TEXT PASSAGE START

Youth Riots: Below the Surface and Beyond the Rhetoric – Youth, Consumerism and the London Riots

In this short essay, I would like to suggest that, more than anything else, the London riots exposed a feature of contemporary British youth culture which, despite governmental and independent scrutiny, was laid completely naked during the unrest and downplayed in subsequent reporting – a strong social and individual commitment toward consumerism.

The ‘trigger’

Who could have predicted that Mark Duggan’s killing would trigger some of the most chaotic scenes of rioting this country has seen for 30 years? If you recall, Libya was dominating the headlines until, on that Thursday evening, some reports of a man being shot hit regional news in London. While the local community got increasingly angry at the manner of his death and events surrounding it, the imbalanced reporting started to frame him as something between a ‘gangsta’, on one hand, and devoted family man who was central to the Broadwater Farm community on the other. Who could have foreseen that the protest, which was organised outside Tottenham Police Station two days later, would quite quickly get out of hand and would evolve into rapid, contagious episodes of violence and disorder which dominated urban landscapes across the capital? As with previous London riots in 1981 and 1985, Mark Duggan’s death was the trigger event. However, those collective messages calling for justice for Duggan made outside Tottenham Police Station quickly disappeared when significant amounts of looting took place. While the media focussed on emotive stories of ‘innocent victims’ and the targeting of small, family businesses, it was the retail chains and designer outlets which were the main targets. A free-for-all had ensued.

TEXT PASSAGE END
MATERIAL PROVIDED START

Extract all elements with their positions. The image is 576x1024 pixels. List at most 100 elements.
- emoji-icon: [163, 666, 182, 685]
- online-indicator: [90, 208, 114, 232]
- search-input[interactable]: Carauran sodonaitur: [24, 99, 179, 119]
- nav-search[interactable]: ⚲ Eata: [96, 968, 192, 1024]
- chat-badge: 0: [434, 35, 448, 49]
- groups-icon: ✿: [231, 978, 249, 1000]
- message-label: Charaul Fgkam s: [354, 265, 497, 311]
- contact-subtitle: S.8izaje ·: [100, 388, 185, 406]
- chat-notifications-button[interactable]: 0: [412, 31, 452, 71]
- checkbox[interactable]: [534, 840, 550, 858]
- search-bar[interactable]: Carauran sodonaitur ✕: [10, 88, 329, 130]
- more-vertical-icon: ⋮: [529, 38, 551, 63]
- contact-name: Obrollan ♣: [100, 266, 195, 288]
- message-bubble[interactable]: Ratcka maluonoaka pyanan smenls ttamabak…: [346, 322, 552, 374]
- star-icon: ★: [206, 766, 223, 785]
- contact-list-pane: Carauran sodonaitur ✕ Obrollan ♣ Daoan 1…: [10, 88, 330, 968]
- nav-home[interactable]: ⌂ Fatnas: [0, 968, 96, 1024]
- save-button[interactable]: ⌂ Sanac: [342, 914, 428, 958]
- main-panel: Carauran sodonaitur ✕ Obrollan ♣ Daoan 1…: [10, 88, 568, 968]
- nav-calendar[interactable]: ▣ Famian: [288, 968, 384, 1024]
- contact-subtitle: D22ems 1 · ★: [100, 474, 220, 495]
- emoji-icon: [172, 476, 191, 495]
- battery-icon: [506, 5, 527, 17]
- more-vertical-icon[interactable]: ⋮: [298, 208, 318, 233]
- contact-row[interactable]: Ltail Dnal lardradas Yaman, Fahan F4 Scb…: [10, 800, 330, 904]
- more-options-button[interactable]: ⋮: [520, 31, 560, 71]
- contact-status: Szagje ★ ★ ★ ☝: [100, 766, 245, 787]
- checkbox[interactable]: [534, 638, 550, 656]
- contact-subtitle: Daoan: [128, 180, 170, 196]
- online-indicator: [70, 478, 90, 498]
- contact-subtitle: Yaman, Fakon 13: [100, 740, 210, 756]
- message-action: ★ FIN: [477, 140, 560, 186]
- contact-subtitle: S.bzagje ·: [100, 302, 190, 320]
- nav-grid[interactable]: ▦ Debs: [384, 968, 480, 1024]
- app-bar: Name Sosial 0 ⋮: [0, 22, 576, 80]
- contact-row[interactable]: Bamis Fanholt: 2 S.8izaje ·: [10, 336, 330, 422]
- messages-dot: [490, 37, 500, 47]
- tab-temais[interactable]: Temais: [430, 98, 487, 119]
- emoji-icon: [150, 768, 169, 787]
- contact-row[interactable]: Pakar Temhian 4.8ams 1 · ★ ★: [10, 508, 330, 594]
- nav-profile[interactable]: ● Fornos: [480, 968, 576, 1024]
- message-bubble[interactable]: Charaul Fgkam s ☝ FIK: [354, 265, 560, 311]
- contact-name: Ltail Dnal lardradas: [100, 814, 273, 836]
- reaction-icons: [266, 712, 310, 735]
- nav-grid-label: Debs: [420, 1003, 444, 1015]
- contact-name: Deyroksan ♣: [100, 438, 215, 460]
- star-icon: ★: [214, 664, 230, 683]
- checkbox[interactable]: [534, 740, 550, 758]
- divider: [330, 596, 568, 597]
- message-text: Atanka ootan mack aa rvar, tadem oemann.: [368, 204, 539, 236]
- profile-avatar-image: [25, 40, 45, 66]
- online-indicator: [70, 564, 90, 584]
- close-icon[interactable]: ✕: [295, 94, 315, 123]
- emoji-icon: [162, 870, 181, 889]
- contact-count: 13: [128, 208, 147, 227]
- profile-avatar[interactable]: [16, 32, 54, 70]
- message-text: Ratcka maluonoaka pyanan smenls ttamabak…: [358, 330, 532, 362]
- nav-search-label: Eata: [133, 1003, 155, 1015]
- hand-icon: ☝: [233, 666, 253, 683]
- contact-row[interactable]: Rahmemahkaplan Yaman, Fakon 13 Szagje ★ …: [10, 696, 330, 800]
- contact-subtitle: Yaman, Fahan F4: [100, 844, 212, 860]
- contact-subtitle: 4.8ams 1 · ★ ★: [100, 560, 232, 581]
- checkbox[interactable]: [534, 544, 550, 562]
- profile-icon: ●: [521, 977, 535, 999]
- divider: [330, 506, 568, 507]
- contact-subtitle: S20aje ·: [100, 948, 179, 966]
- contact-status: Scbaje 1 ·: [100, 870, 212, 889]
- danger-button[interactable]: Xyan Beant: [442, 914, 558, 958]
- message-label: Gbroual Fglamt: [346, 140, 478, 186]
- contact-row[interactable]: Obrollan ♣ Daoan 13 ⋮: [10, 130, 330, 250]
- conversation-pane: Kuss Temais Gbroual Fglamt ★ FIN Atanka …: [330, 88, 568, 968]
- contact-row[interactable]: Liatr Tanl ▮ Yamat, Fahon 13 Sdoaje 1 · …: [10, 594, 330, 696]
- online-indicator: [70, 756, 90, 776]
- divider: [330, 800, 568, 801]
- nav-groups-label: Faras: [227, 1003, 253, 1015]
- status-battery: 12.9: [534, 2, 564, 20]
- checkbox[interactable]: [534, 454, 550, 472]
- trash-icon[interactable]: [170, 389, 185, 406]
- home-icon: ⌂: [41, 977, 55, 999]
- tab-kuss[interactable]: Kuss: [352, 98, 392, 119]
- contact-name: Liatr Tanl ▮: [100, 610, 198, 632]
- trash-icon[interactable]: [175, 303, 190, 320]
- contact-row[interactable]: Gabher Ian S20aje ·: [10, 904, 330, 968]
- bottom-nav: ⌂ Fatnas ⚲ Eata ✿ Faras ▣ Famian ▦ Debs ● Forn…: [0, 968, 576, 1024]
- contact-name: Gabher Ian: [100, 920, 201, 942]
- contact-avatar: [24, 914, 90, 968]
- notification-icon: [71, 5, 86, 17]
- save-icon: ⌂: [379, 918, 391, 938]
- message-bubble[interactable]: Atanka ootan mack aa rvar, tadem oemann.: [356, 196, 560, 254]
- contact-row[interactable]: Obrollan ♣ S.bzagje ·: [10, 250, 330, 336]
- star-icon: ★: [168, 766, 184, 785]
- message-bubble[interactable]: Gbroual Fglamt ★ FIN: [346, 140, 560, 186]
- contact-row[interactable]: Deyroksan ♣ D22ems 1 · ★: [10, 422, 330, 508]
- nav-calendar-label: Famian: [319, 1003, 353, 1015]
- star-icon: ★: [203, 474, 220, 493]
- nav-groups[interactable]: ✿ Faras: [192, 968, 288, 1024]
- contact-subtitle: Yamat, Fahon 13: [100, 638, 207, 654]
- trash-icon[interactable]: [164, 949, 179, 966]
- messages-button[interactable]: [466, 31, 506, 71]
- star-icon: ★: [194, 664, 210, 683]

MATERIAL PROVIDED END

### DIRECTIONS FOR THIS TASK
Answer these questions about the essay on youth and the London riots:
1. What feature of contemporary British youth culture does the essay say the riots exposed?
2. Where was the protest held two days after the shooting?
3. What were the main targets of the looting?

### WRITTEN ANSWER
1. A strong social and individual commitment toward consumerism.
2. Outside Tottenham Police Station.
3. Retail chains and designer outlets.